Dataset listings of figures
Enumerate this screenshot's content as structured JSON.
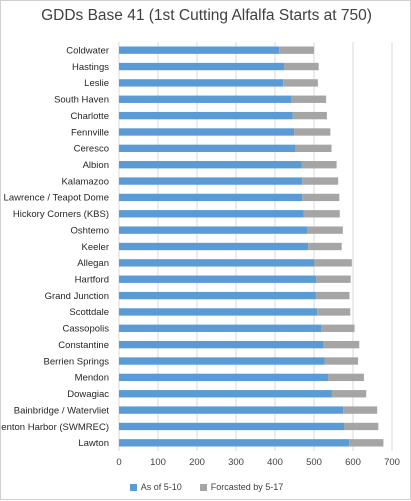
{
  "chart_data": {
    "type": "bar",
    "orientation": "horizontal",
    "stacked": true,
    "title": "GDDs Base 41 (1st Cutting Alfalfa Starts at 750)",
    "categories": [
      "Coldwater",
      "Hastings",
      "Leslie",
      "South Haven",
      "Charlotte",
      "Fennville",
      "Ceresco",
      "Albion",
      "Kalamazoo",
      "Lawrence / Teapot Dome",
      "Hickory Corners (KBS)",
      "Oshtemo",
      "Keeler",
      "Allegan",
      "Hartford",
      "Grand Junction",
      "Scottdale",
      "Cassopolis",
      "Constantine",
      "Berrien Springs",
      "Mendon",
      "Dowagiac",
      "Bainbridge / Watervliet",
      "Benton Harbor (SWMREC)",
      "Lawton"
    ],
    "series": [
      {
        "name": "As of 5-10",
        "color": "#5b9bd5",
        "values": [
          411,
          423,
          421,
          442,
          445,
          449,
          453,
          468,
          470,
          470,
          473,
          482,
          485,
          500,
          506,
          505,
          508,
          518,
          525,
          527,
          536,
          546,
          575,
          577,
          590
        ]
      },
      {
        "name": "Forcasted by 5-17",
        "color": "#a5a5a5",
        "values": [
          89,
          89,
          89,
          89,
          88,
          93,
          92,
          90,
          92,
          95,
          93,
          92,
          86,
          97,
          88,
          86,
          85,
          86,
          91,
          86,
          92,
          88,
          87,
          88,
          88
        ]
      }
    ],
    "xlim": [
      0,
      700
    ],
    "xticks": [
      "0",
      "100",
      "200",
      "300",
      "400",
      "500",
      "600",
      "700"
    ],
    "grid": "vertical",
    "legend_position": "bottom"
  }
}
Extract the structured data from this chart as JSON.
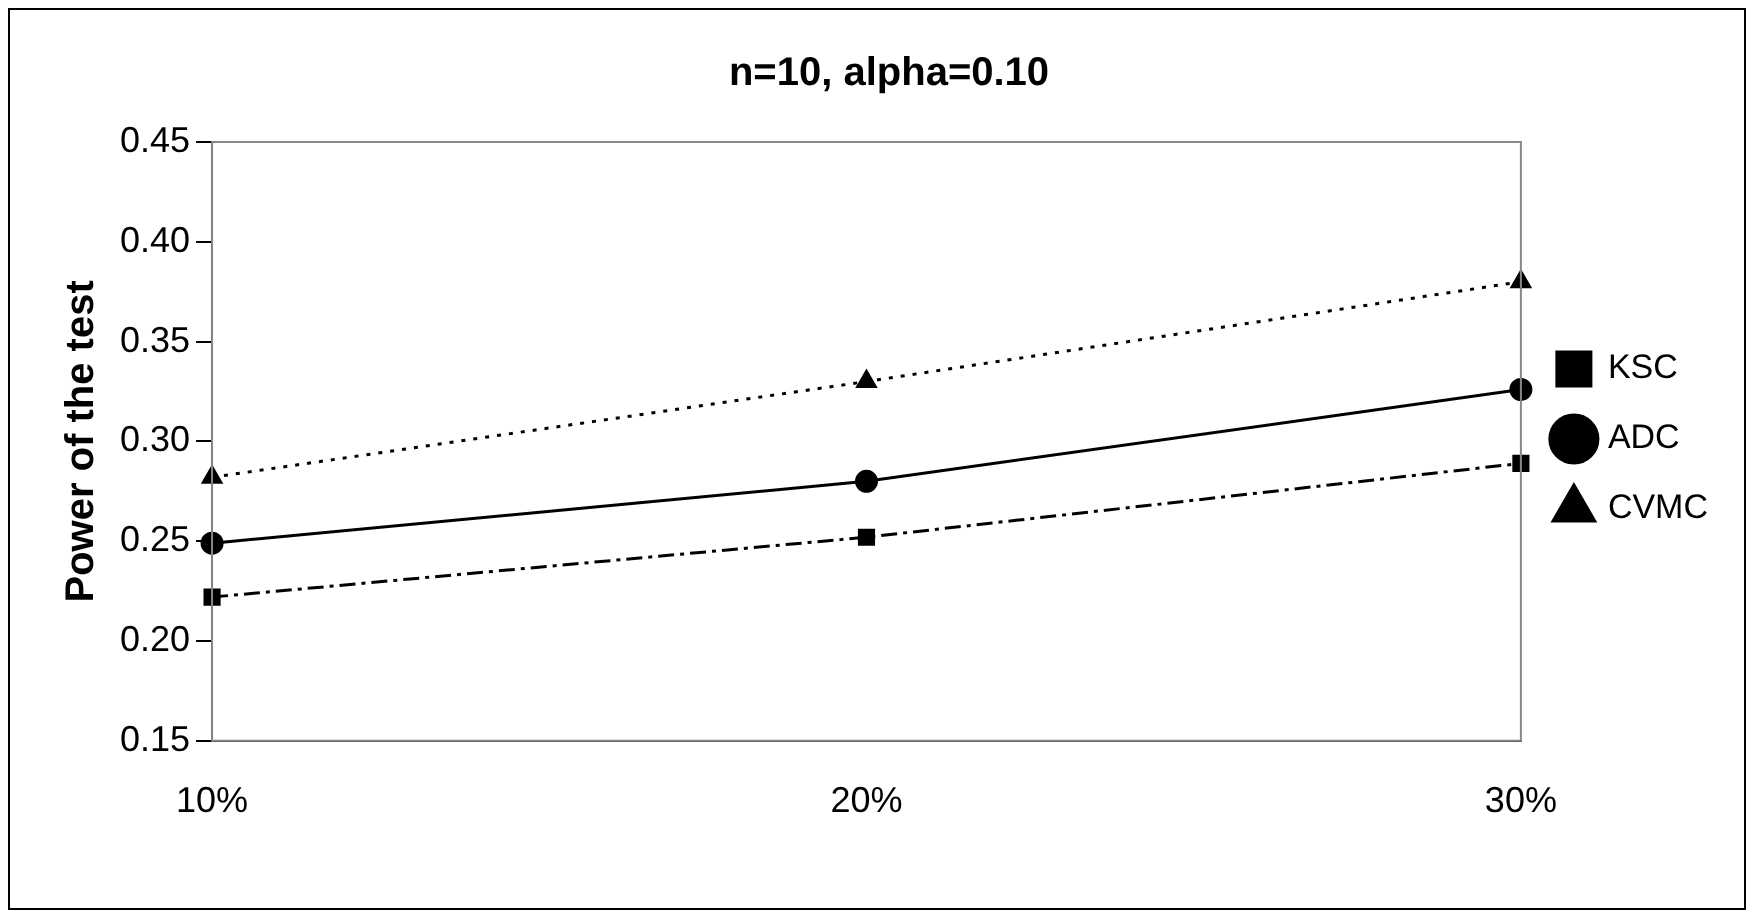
{
  "chart_data": {
    "type": "line",
    "title": "n=10, alpha=0.10",
    "ylabel": "Power of the test",
    "categories": [
      "10%",
      "20%",
      "30%"
    ],
    "series": [
      {
        "name": "KSC",
        "color": "#000000",
        "marker": "square",
        "line_style": "dashed",
        "values": [
          0.222,
          0.252,
          0.289
        ]
      },
      {
        "name": "ADC",
        "color": "#000000",
        "marker": "circle",
        "line_style": "solid",
        "values": [
          0.249,
          0.28,
          0.326
        ]
      },
      {
        "name": "CVMC",
        "color": "#000000",
        "marker": "triangle",
        "line_style": "dotted",
        "values": [
          0.282,
          0.33,
          0.38
        ]
      }
    ],
    "ylim": [
      0.15,
      0.45
    ],
    "yticks": [
      {
        "value": 0.15,
        "label": "0.15"
      },
      {
        "value": 0.2,
        "label": "0.20"
      },
      {
        "value": 0.25,
        "label": "0.25"
      },
      {
        "value": 0.3,
        "label": "0.30"
      },
      {
        "value": 0.35,
        "label": "0.35"
      },
      {
        "value": 0.4,
        "label": "0.40"
      },
      {
        "value": 0.45,
        "label": "0.45"
      }
    ],
    "grid": false,
    "legend": "right"
  }
}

* [Required work]: Copy out all of the material exactly as written, without its pictures.

* [Answer to the exercise]:
Enumerate this screenshot's content as structured JSON.
{
  "chart_data": {
    "type": "bar",
    "orientation": "horizontal",
    "stacked": true,
    "title": "GDDs Base 41 (1st Cutting Alfalfa Starts at 750)",
    "categories": [
      "Coldwater",
      "Hastings",
      "Leslie",
      "South Haven",
      "Charlotte",
      "Fennville",
      "Ceresco",
      "Albion",
      "Kalamazoo",
      "Lawrence / Teapot Dome",
      "Hickory Corners (KBS)",
      "Oshtemo",
      "Keeler",
      "Allegan",
      "Hartford",
      "Grand Junction",
      "Scottdale",
      "Cassopolis",
      "Constantine",
      "Berrien Springs",
      "Mendon",
      "Dowagiac",
      "Bainbridge / Watervliet",
      "Benton Harbor (SWMREC)",
      "Lawton"
    ],
    "series": [
      {
        "name": "As of 5-10",
        "color": "#5b9bd5",
        "values": [
          411,
          423,
          421,
          442,
          445,
          449,
          453,
          468,
          470,
          470,
          473,
          482,
          485,
          500,
          506,
          505,
          508,
          518,
          525,
          527,
          536,
          546,
          575,
          577,
          590
        ]
      },
      {
        "name": "Forcasted by 5-17",
        "color": "#a5a5a5",
        "values": [
          89,
          89,
          89,
          89,
          88,
          93,
          92,
          90,
          92,
          95,
          93,
          92,
          86,
          97,
          88,
          86,
          85,
          86,
          91,
          86,
          92,
          88,
          87,
          88,
          88
        ]
      }
    ],
    "xlim": [
      0,
      700
    ],
    "xticks": [
      "0",
      "100",
      "200",
      "300",
      "400",
      "500",
      "600",
      "700"
    ],
    "grid": "vertical",
    "legend_position": "bottom"
  }
}
Extract the structured data from this chart as JSON.
{
  "chart_data": {
    "type": "line",
    "title": "n=10, alpha=0.10",
    "ylabel": "Power of the test",
    "categories": [
      "10%",
      "20%",
      "30%"
    ],
    "series": [
      {
        "name": "KSC",
        "color": "#000000",
        "marker": "square",
        "line_style": "dashed",
        "values": [
          0.222,
          0.252,
          0.289
        ]
      },
      {
        "name": "ADC",
        "color": "#000000",
        "marker": "circle",
        "line_style": "solid",
        "values": [
          0.249,
          0.28,
          0.326
        ]
      },
      {
        "name": "CVMC",
        "color": "#000000",
        "marker": "triangle",
        "line_style": "dotted",
        "values": [
          0.282,
          0.33,
          0.38
        ]
      }
    ],
    "ylim": [
      0.15,
      0.45
    ],
    "yticks": [
      {
        "value": 0.15,
        "label": "0.15"
      },
      {
        "value": 0.2,
        "label": "0.20"
      },
      {
        "value": 0.25,
        "label": "0.25"
      },
      {
        "value": 0.3,
        "label": "0.30"
      },
      {
        "value": 0.35,
        "label": "0.35"
      },
      {
        "value": 0.4,
        "label": "0.40"
      },
      {
        "value": 0.45,
        "label": "0.45"
      }
    ],
    "grid": false,
    "legend": "right"
  }
}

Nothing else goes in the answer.